DIRECTIONS:
Copy out the entries in full and with complete accuracy; pictures are excluded.

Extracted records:
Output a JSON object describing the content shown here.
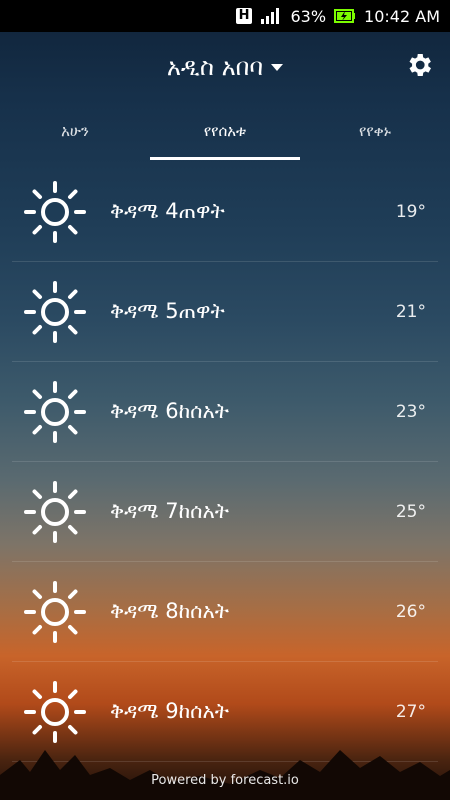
{
  "status": {
    "network_badge": "H",
    "battery": "63%",
    "time": "10:42 AM"
  },
  "header": {
    "city": "አዲስ አበባ"
  },
  "tabs": [
    {
      "label": "አሁን"
    },
    {
      "label": "የየሰአቱ"
    },
    {
      "label": "የየቀኑ"
    }
  ],
  "hours": [
    {
      "label": "ቅዳሜ 4ጠዋት",
      "temp": "19°",
      "icon": "sun-icon"
    },
    {
      "label": "ቅዳሜ 5ጠዋት",
      "temp": "21°",
      "icon": "sun-icon"
    },
    {
      "label": "ቅዳሜ 6ከሰአት",
      "temp": "23°",
      "icon": "sun-icon"
    },
    {
      "label": "ቅዳሜ 7ከሰአት",
      "temp": "25°",
      "icon": "sun-icon"
    },
    {
      "label": "ቅዳሜ 8ከሰአት",
      "temp": "26°",
      "icon": "sun-icon"
    },
    {
      "label": "ቅዳሜ 9ከሰአት",
      "temp": "27°",
      "icon": "sun-icon"
    }
  ],
  "footer": {
    "text": "Powered by forecast.io"
  },
  "colors": {
    "accent": "#ffffff",
    "battery": "#7CFC00"
  }
}
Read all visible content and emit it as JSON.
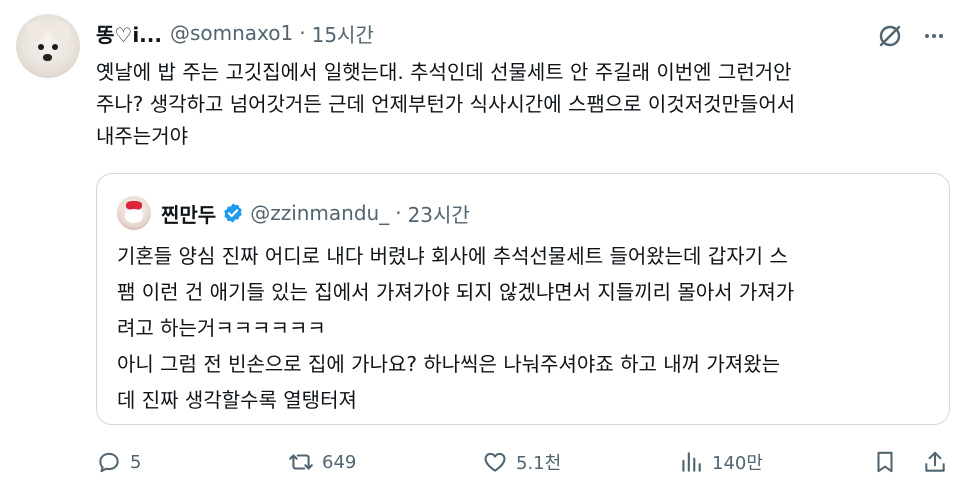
{
  "author": {
    "name": "똥♡i...",
    "handle": "@somnaxo1",
    "time": "15시간"
  },
  "tweet": {
    "lines": [
      "옛날에 밥 주는 고깃집에서 일햇는대.  추석인데  선물세트 안 주길래 이번엔 그런거안",
      "주나? 생각하고 넘어갓거든 근데 언제부턴가 식사시간에 스팸으로 이것저것만들어서",
      "내주는거야"
    ]
  },
  "quote": {
    "name": "찐만두",
    "handle": "@zzinmandu_",
    "time": "23시간",
    "lines": [
      "기혼들 양심 진짜 어디로 내다 버렸냐 회사에 추석선물세트 들어왔는데 갑자기 스",
      "팸 이런 건 애기들 있는 집에서 가져가야 되지 않겠냐면서 지들끼리 몰아서 가져가",
      "려고 하는거ㅋㅋㅋㅋㅋㅋ",
      "아니 그럼 전 빈손으로 집에 가나요? 하나씩은 나눠주셔야죠 하고 내꺼 가져왔는",
      "데 진짜 생각할수록 열탱터져"
    ]
  },
  "actions": {
    "replies": "5",
    "reposts": "649",
    "likes": "5.1천",
    "views": "140만"
  },
  "separator": "·",
  "colors": {
    "text": "#0f1419",
    "secondary": "#536471",
    "border": "#cfd9de",
    "verified": "#1d9bf0"
  }
}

RESPONSE BELOW:
Output a JSON object describing the content shown here.
{
  "status": {
    "network_badge": "H",
    "battery": "63%",
    "time": "10:42 AM"
  },
  "header": {
    "city": "አዲስ አበባ"
  },
  "tabs": [
    {
      "label": "አሁን"
    },
    {
      "label": "የየሰአቱ"
    },
    {
      "label": "የየቀኑ"
    }
  ],
  "hours": [
    {
      "label": "ቅዳሜ 4ጠዋት",
      "temp": "19°",
      "icon": "sun-icon"
    },
    {
      "label": "ቅዳሜ 5ጠዋት",
      "temp": "21°",
      "icon": "sun-icon"
    },
    {
      "label": "ቅዳሜ 6ከሰአት",
      "temp": "23°",
      "icon": "sun-icon"
    },
    {
      "label": "ቅዳሜ 7ከሰአት",
      "temp": "25°",
      "icon": "sun-icon"
    },
    {
      "label": "ቅዳሜ 8ከሰአት",
      "temp": "26°",
      "icon": "sun-icon"
    },
    {
      "label": "ቅዳሜ 9ከሰአት",
      "temp": "27°",
      "icon": "sun-icon"
    }
  ],
  "footer": {
    "text": "Powered by forecast.io"
  },
  "colors": {
    "accent": "#ffffff",
    "battery": "#7CFC00"
  }
}
Read all visible content and emit it as JSON.
{
  "author": {
    "name": "똥♡i...",
    "handle": "@somnaxo1",
    "time": "15시간"
  },
  "tweet": {
    "lines": [
      "옛날에 밥 주는 고깃집에서 일햇는대.  추석인데  선물세트 안 주길래 이번엔 그런거안",
      "주나? 생각하고 넘어갓거든 근데 언제부턴가 식사시간에 스팸으로 이것저것만들어서",
      "내주는거야"
    ]
  },
  "quote": {
    "name": "찐만두",
    "handle": "@zzinmandu_",
    "time": "23시간",
    "lines": [
      "기혼들 양심 진짜 어디로 내다 버렸냐 회사에 추석선물세트 들어왔는데 갑자기 스",
      "팸 이런 건 애기들 있는 집에서 가져가야 되지 않겠냐면서 지들끼리 몰아서 가져가",
      "려고 하는거ㅋㅋㅋㅋㅋㅋ",
      "아니 그럼 전 빈손으로 집에 가나요? 하나씩은 나눠주셔야죠 하고 내꺼 가져왔는",
      "데 진짜 생각할수록 열탱터져"
    ]
  },
  "actions": {
    "replies": "5",
    "reposts": "649",
    "likes": "5.1천",
    "views": "140만"
  },
  "separator": "·",
  "colors": {
    "text": "#0f1419",
    "secondary": "#536471",
    "border": "#cfd9de",
    "verified": "#1d9bf0"
  }
}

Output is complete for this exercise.